====== DATA

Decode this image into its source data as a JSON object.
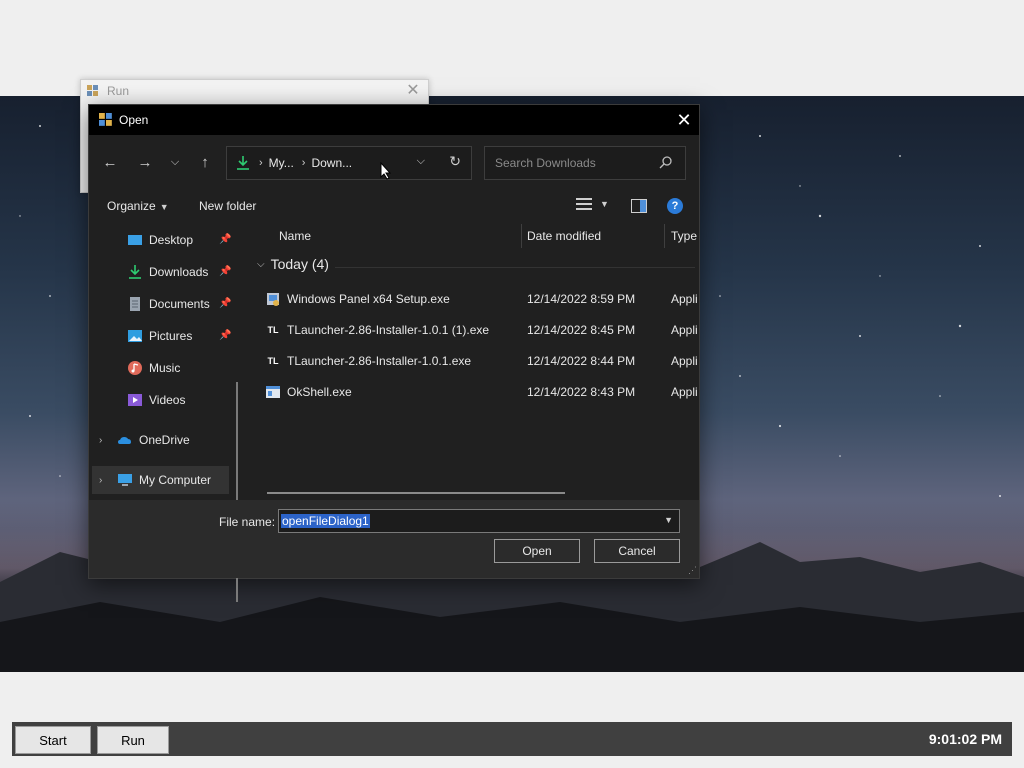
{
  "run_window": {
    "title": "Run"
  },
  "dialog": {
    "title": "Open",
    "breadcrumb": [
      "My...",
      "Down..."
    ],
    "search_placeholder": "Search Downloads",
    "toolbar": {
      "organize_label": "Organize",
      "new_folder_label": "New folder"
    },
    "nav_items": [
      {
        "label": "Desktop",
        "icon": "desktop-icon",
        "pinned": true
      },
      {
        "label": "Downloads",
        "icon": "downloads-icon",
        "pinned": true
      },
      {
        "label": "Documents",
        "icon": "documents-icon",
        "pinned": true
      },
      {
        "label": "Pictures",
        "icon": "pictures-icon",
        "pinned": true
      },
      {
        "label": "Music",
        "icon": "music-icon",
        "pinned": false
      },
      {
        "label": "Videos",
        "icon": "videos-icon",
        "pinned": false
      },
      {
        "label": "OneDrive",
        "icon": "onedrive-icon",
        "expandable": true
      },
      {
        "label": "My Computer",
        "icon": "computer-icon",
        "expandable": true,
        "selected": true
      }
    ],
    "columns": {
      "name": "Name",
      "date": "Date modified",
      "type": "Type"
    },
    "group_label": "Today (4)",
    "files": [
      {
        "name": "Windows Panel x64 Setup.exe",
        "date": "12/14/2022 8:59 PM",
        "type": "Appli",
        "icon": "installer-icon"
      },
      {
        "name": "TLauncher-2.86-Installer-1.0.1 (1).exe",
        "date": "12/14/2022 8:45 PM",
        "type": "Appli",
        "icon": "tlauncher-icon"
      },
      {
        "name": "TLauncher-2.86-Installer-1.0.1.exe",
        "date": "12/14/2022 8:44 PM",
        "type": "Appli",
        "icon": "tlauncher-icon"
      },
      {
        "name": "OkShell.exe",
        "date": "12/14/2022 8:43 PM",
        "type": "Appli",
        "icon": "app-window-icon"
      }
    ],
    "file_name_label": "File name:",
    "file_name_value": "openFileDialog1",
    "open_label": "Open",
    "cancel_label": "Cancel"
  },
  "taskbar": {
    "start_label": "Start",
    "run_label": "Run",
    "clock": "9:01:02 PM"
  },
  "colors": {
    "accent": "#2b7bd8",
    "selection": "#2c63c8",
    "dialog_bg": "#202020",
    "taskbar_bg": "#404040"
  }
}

============

#### [PROBLEM REQUIREMENTS]
Quote the material word for word, dropping any images it holds.

#### [THE SOLUTION]
Decode this image into its source data as a JSON object.
{
  "run_window": {
    "title": "Run"
  },
  "dialog": {
    "title": "Open",
    "breadcrumb": [
      "My...",
      "Down..."
    ],
    "search_placeholder": "Search Downloads",
    "toolbar": {
      "organize_label": "Organize",
      "new_folder_label": "New folder"
    },
    "nav_items": [
      {
        "label": "Desktop",
        "icon": "desktop-icon",
        "pinned": true
      },
      {
        "label": "Downloads",
        "icon": "downloads-icon",
        "pinned": true
      },
      {
        "label": "Documents",
        "icon": "documents-icon",
        "pinned": true
      },
      {
        "label": "Pictures",
        "icon": "pictures-icon",
        "pinned": true
      },
      {
        "label": "Music",
        "icon": "music-icon",
        "pinned": false
      },
      {
        "label": "Videos",
        "icon": "videos-icon",
        "pinned": false
      },
      {
        "label": "OneDrive",
        "icon": "onedrive-icon",
        "expandable": true
      },
      {
        "label": "My Computer",
        "icon": "computer-icon",
        "expandable": true,
        "selected": true
      }
    ],
    "columns": {
      "name": "Name",
      "date": "Date modified",
      "type": "Type"
    },
    "group_label": "Today (4)",
    "files": [
      {
        "name": "Windows Panel x64 Setup.exe",
        "date": "12/14/2022 8:59 PM",
        "type": "Appli",
        "icon": "installer-icon"
      },
      {
        "name": "TLauncher-2.86-Installer-1.0.1 (1).exe",
        "date": "12/14/2022 8:45 PM",
        "type": "Appli",
        "icon": "tlauncher-icon"
      },
      {
        "name": "TLauncher-2.86-Installer-1.0.1.exe",
        "date": "12/14/2022 8:44 PM",
        "type": "Appli",
        "icon": "tlauncher-icon"
      },
      {
        "name": "OkShell.exe",
        "date": "12/14/2022 8:43 PM",
        "type": "Appli",
        "icon": "app-window-icon"
      }
    ],
    "file_name_label": "File name:",
    "file_name_value": "openFileDialog1",
    "open_label": "Open",
    "cancel_label": "Cancel"
  },
  "taskbar": {
    "start_label": "Start",
    "run_label": "Run",
    "clock": "9:01:02 PM"
  },
  "colors": {
    "accent": "#2b7bd8",
    "selection": "#2c63c8",
    "dialog_bg": "#202020",
    "taskbar_bg": "#404040"
  }
}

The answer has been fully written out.